** START OF Supplied material **
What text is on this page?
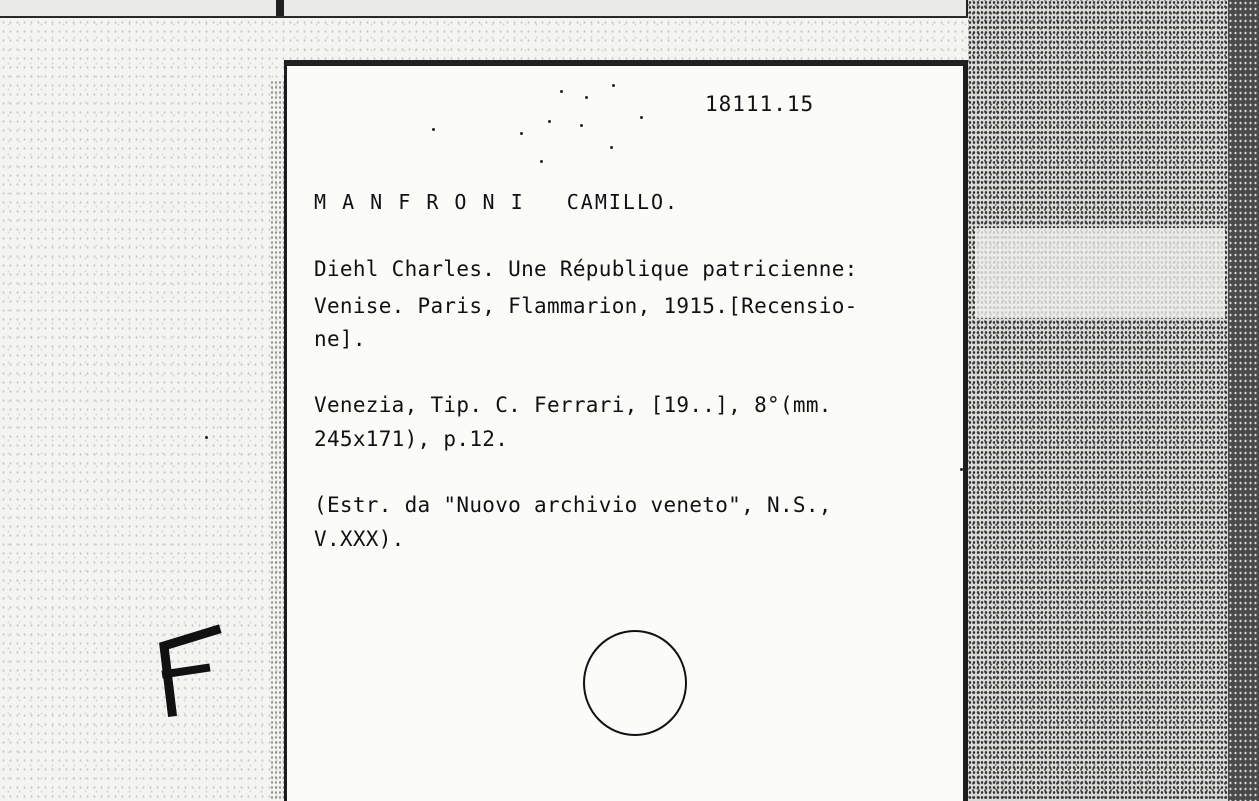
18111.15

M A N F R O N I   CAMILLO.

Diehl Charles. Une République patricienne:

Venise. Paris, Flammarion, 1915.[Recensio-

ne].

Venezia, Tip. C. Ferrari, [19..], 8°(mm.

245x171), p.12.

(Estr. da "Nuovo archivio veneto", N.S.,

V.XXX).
** END OF Supplied material **
▶ **Exercise task**: Write out the entries above verbatim; the pictures do not belong in your copy.

▶ **Answer below**:
What text is on this page?
18111.15

M A N F R O N I   CAMILLO.

Diehl Charles. Une République patricienne:

Venise. Paris, Flammarion, 1915.[Recensio-

ne].

Venezia, Tip. C. Ferrari, [19..], 8°(mm.

245x171), p.12.

(Estr. da "Nuovo archivio veneto", N.S.,

V.XXX).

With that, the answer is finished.